Collected data entries
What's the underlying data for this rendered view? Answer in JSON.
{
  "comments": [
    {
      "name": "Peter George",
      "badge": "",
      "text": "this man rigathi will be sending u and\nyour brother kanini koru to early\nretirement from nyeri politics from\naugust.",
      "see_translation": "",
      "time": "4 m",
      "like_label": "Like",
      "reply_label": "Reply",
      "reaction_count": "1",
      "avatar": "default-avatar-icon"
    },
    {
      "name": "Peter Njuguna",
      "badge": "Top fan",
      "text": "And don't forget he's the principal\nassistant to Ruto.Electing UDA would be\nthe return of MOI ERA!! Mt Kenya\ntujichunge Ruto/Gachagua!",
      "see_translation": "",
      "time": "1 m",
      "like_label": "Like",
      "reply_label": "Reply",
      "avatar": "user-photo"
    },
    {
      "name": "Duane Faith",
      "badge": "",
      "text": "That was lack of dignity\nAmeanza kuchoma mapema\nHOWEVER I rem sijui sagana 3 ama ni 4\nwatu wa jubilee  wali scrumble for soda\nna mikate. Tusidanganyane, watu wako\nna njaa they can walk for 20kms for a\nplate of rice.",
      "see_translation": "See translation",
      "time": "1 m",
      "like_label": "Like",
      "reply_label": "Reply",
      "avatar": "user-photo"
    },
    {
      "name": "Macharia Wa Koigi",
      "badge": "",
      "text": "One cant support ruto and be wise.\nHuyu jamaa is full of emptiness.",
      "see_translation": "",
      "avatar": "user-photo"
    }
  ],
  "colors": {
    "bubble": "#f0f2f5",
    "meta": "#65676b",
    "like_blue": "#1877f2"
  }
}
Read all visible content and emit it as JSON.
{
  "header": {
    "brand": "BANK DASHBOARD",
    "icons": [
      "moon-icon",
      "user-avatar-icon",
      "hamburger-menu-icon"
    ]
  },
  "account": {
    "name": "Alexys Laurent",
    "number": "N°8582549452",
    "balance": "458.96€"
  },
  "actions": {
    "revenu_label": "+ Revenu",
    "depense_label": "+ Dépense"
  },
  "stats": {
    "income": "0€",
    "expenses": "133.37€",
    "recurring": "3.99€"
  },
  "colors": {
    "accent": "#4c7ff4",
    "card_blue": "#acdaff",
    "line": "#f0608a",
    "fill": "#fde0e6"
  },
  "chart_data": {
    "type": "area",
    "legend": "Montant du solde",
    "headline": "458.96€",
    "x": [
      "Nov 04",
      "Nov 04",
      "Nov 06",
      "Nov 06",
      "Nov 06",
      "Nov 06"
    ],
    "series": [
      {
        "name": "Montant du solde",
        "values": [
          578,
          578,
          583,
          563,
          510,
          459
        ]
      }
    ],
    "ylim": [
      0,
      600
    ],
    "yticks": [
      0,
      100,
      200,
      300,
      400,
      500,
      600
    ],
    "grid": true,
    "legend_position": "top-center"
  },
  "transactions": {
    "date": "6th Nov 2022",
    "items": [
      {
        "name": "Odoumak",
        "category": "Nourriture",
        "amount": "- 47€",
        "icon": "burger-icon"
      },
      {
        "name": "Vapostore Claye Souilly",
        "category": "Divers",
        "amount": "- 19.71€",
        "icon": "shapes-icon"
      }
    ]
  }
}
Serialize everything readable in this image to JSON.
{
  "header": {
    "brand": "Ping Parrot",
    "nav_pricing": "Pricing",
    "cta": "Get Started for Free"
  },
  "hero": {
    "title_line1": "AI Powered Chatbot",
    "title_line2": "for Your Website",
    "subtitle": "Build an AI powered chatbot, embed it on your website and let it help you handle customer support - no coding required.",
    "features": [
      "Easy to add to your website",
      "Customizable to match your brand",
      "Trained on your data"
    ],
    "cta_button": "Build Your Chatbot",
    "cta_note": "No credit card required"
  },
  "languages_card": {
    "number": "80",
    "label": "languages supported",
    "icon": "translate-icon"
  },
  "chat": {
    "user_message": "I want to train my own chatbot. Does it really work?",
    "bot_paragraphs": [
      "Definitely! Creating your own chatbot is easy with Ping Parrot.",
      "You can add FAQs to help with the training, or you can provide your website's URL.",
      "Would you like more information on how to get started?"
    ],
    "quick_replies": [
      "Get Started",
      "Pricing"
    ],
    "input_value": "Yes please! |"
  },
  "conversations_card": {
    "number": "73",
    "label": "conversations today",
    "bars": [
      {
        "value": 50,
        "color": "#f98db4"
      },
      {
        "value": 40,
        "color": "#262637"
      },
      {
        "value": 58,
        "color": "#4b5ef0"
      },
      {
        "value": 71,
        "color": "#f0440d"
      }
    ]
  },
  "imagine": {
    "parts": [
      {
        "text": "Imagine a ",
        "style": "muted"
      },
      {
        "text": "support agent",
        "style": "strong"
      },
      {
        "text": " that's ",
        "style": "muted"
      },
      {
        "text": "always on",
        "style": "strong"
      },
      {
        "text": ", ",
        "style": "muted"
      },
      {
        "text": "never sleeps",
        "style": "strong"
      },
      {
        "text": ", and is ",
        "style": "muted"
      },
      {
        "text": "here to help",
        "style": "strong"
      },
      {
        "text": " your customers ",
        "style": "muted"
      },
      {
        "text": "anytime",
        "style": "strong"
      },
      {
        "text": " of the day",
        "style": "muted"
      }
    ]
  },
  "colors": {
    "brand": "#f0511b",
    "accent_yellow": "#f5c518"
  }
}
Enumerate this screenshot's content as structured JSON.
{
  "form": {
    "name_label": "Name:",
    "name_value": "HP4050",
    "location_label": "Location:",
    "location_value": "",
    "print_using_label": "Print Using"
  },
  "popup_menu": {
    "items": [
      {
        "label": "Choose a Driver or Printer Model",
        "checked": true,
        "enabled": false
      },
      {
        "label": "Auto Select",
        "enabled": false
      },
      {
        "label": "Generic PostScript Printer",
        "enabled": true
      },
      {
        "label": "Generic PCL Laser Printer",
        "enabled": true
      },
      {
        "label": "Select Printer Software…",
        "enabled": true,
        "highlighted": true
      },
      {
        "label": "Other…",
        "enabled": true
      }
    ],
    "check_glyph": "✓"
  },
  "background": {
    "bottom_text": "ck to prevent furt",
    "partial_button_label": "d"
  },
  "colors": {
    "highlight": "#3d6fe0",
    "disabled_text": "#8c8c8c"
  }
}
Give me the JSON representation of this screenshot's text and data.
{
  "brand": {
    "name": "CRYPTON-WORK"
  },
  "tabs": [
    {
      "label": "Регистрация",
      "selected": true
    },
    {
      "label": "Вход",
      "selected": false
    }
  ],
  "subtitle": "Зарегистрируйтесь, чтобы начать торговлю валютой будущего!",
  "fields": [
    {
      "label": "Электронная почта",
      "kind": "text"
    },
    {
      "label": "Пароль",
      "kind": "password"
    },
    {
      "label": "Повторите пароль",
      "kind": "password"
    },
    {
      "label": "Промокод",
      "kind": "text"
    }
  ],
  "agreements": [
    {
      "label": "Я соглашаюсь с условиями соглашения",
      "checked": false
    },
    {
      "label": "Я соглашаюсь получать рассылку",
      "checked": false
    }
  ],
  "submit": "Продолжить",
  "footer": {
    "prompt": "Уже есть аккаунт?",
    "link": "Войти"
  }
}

INSTRUCTIONS FOR THE TASK
Gather from the entries above all lines that include the string "subtitle".

SOLUTION TO THE EXERCISE
    "subtitle": "Build an AI powered chatbot, embed it on your website and let it help you handle customer support - no coding required.",
  "subtitle": "Зарегистрируйтесь, чтобы начать торговлю валютой будущего!",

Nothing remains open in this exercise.